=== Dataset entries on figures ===
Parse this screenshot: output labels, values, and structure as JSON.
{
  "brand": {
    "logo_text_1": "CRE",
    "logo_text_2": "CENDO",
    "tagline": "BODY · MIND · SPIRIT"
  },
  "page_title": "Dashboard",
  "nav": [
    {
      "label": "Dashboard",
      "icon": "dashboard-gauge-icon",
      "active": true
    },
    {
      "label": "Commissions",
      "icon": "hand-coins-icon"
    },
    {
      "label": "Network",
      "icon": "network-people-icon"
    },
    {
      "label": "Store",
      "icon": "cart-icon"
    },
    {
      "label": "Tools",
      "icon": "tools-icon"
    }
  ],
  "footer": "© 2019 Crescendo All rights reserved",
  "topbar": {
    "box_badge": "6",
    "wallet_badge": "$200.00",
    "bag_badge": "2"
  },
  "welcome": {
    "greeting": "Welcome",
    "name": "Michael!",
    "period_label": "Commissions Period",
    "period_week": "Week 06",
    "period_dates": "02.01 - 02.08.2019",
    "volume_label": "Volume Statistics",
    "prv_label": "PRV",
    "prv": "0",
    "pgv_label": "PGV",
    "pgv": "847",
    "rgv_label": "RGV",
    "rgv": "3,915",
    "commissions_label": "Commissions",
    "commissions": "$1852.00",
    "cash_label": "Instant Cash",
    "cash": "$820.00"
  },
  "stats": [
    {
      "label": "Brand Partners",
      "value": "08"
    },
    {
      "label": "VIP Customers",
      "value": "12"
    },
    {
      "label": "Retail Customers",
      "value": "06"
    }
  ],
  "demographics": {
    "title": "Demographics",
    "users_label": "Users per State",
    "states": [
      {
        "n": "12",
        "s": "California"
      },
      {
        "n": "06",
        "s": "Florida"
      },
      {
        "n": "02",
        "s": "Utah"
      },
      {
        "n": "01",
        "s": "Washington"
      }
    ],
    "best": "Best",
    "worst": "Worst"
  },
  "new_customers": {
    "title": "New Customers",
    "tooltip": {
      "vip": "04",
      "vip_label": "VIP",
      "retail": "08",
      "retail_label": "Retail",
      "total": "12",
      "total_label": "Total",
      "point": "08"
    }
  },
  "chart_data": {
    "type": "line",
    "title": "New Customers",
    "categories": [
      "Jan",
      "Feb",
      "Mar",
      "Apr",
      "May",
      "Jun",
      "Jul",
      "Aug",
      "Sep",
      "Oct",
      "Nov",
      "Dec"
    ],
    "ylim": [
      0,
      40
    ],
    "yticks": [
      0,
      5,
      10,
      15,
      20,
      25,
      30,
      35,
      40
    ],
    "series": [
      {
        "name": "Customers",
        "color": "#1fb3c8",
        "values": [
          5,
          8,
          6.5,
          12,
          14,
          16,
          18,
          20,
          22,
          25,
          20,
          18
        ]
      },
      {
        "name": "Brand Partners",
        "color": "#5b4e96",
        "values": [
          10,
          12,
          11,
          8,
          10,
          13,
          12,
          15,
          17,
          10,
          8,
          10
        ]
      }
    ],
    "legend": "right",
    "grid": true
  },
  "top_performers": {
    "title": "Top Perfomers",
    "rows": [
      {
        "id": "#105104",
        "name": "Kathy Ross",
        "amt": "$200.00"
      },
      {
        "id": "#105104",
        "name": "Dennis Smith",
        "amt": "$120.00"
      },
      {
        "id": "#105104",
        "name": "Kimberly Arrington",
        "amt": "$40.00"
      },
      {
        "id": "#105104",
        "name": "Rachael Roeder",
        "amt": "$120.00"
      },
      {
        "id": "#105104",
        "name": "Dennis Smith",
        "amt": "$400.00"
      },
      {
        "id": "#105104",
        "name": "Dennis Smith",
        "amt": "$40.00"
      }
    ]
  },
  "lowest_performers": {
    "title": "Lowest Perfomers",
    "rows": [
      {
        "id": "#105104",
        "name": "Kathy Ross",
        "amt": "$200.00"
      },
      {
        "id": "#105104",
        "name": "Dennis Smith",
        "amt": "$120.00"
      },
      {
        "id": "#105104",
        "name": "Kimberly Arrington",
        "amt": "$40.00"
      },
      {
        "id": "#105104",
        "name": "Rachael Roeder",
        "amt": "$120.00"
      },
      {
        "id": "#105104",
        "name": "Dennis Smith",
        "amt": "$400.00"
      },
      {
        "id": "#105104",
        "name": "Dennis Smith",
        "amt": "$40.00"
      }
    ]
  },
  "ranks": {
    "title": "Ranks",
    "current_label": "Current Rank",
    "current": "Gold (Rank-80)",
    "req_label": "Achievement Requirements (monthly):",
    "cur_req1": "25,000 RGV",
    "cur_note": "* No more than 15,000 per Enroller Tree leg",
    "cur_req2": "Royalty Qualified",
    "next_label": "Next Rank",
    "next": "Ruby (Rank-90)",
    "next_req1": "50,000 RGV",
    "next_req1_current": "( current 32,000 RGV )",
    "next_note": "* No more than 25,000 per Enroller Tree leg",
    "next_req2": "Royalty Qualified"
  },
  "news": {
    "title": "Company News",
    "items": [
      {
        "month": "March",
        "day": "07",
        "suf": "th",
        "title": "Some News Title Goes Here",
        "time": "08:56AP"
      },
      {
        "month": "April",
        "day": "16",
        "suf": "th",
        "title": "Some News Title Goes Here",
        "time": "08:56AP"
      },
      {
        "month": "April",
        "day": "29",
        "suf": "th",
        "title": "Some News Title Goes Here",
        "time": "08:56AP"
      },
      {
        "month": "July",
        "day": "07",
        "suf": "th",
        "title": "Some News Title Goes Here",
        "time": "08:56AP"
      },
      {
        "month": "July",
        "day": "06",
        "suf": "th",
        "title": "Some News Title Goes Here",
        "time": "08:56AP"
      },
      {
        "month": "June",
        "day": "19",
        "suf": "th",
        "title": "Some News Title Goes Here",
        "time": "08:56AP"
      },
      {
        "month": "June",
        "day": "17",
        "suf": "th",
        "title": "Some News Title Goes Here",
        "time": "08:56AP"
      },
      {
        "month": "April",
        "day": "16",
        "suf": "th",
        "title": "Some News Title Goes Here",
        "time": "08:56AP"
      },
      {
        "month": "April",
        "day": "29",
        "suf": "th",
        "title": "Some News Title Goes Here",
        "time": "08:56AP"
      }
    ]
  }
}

=== The request ===
Quote each line of the data above exactly as written.

=== Final answer ===
Parse this screenshot: output labels, values, and structure as JSON.
{
  "brand": {
    "logo_text_1": "CRE",
    "logo_text_2": "CENDO",
    "tagline": "BODY · MIND · SPIRIT"
  },
  "page_title": "Dashboard",
  "nav": [
    {
      "label": "Dashboard",
      "icon": "dashboard-gauge-icon",
      "active": true
    },
    {
      "label": "Commissions",
      "icon": "hand-coins-icon"
    },
    {
      "label": "Network",
      "icon": "network-people-icon"
    },
    {
      "label": "Store",
      "icon": "cart-icon"
    },
    {
      "label": "Tools",
      "icon": "tools-icon"
    }
  ],
  "footer": "© 2019 Crescendo All rights reserved",
  "topbar": {
    "box_badge": "6",
    "wallet_badge": "$200.00",
    "bag_badge": "2"
  },
  "welcome": {
    "greeting": "Welcome",
    "name": "Michael!",
    "period_label": "Commissions Period",
    "period_week": "Week 06",
    "period_dates": "02.01 - 02.08.2019",
    "volume_label": "Volume Statistics",
    "prv_label": "PRV",
    "prv": "0",
    "pgv_label": "PGV",
    "pgv": "847",
    "rgv_label": "RGV",
    "rgv": "3,915",
    "commissions_label": "Commissions",
    "commissions": "$1852.00",
    "cash_label": "Instant Cash",
    "cash": "$820.00"
  },
  "stats": [
    {
      "label": "Brand Partners",
      "value": "08"
    },
    {
      "label": "VIP Customers",
      "value": "12"
    },
    {
      "label": "Retail Customers",
      "value": "06"
    }
  ],
  "demographics": {
    "title": "Demographics",
    "users_label": "Users per State",
    "states": [
      {
        "n": "12",
        "s": "California"
      },
      {
        "n": "06",
        "s": "Florida"
      },
      {
        "n": "02",
        "s": "Utah"
      },
      {
        "n": "01",
        "s": "Washington"
      }
    ],
    "best": "Best",
    "worst": "Worst"
  },
  "new_customers": {
    "title": "New Customers",
    "tooltip": {
      "vip": "04",
      "vip_label": "VIP",
      "retail": "08",
      "retail_label": "Retail",
      "total": "12",
      "total_label": "Total",
      "point": "08"
    }
  },
  "chart_data": {
    "type": "line",
    "title": "New Customers",
    "categories": [
      "Jan",
      "Feb",
      "Mar",
      "Apr",
      "May",
      "Jun",
      "Jul",
      "Aug",
      "Sep",
      "Oct",
      "Nov",
      "Dec"
    ],
    "ylim": [
      0,
      40
    ],
    "yticks": [
      0,
      5,
      10,
      15,
      20,
      25,
      30,
      35,
      40
    ],
    "series": [
      {
        "name": "Customers",
        "color": "#1fb3c8",
        "values": [
          5,
          8,
          6.5,
          12,
          14,
          16,
          18,
          20,
          22,
          25,
          20,
          18
        ]
      },
      {
        "name": "Brand Partners",
        "color": "#5b4e96",
        "values": [
          10,
          12,
          11,
          8,
          10,
          13,
          12,
          15,
          17,
          10,
          8,
          10
        ]
      }
    ],
    "legend": "right",
    "grid": true
  },
  "top_performers": {
    "title": "Top Perfomers",
    "rows": [
      {
        "id": "#105104",
        "name": "Kathy Ross",
        "amt": "$200.00"
      },
      {
        "id": "#105104",
        "name": "Dennis Smith",
        "amt": "$120.00"
      },
      {
        "id": "#105104",
        "name": "Kimberly Arrington",
        "amt": "$40.00"
      },
      {
        "id": "#105104",
        "name": "Rachael Roeder",
        "amt": "$120.00"
      },
      {
        "id": "#105104",
        "name": "Dennis Smith",
        "amt": "$400.00"
      },
      {
        "id": "#105104",
        "name": "Dennis Smith",
        "amt": "$40.00"
      }
    ]
  },
  "lowest_performers": {
    "title": "Lowest Perfomers",
    "rows": [
      {
        "id": "#105104",
        "name": "Kathy Ross",
        "amt": "$200.00"
      },
      {
        "id": "#105104",
        "name": "Dennis Smith",
        "amt": "$120.00"
      },
      {
        "id": "#105104",
        "name": "Kimberly Arrington",
        "amt": "$40.00"
      },
      {
        "id": "#105104",
        "name": "Rachael Roeder",
        "amt": "$120.00"
      },
      {
        "id": "#105104",
        "name": "Dennis Smith",
        "amt": "$400.00"
      },
      {
        "id": "#105104",
        "name": "Dennis Smith",
        "amt": "$40.00"
      }
    ]
  },
  "ranks": {
    "title": "Ranks",
    "current_label": "Current Rank",
    "current": "Gold (Rank-80)",
    "req_label": "Achievement Requirements (monthly):",
    "cur_req1": "25,000 RGV",
    "cur_note": "* No more than 15,000 per Enroller Tree leg",
    "cur_req2": "Royalty Qualified",
    "next_label": "Next Rank",
    "next": "Ruby (Rank-90)",
    "next_req1": "50,000 RGV",
    "next_req1_current": "( current 32,000 RGV )",
    "next_note": "* No more than 25,000 per Enroller Tree leg",
    "next_req2": "Royalty Qualified"
  },
  "news": {
    "title": "Company News",
    "items": [
      {
        "month": "March",
        "day": "07",
        "suf": "th",
        "title": "Some News Title Goes Here",
        "time": "08:56AP"
      },
      {
        "month": "April",
        "day": "16",
        "suf": "th",
        "title": "Some News Title Goes Here",
        "time": "08:56AP"
      },
      {
        "month": "April",
        "day": "29",
        "suf": "th",
        "title": "Some News Title Goes Here",
        "time": "08:56AP"
      },
      {
        "month": "July",
        "day": "07",
        "suf": "th",
        "title": "Some News Title Goes Here",
        "time": "08:56AP"
      },
      {
        "month": "July",
        "day": "06",
        "suf": "th",
        "title": "Some News Title Goes Here",
        "time": "08:56AP"
      },
      {
        "month": "June",
        "day": "19",
        "suf": "th",
        "title": "Some News Title Goes Here",
        "time": "08:56AP"
      },
      {
        "month": "June",
        "day": "17",
        "suf": "th",
        "title": "Some News Title Goes Here",
        "time": "08:56AP"
      },
      {
        "month": "April",
        "day": "16",
        "suf": "th",
        "title": "Some News Title Goes Here",
        "time": "08:56AP"
      },
      {
        "month": "April",
        "day": "29",
        "suf": "th",
        "title": "Some News Title Goes Here",
        "time": "08:56AP"
      }
    ]
  }
}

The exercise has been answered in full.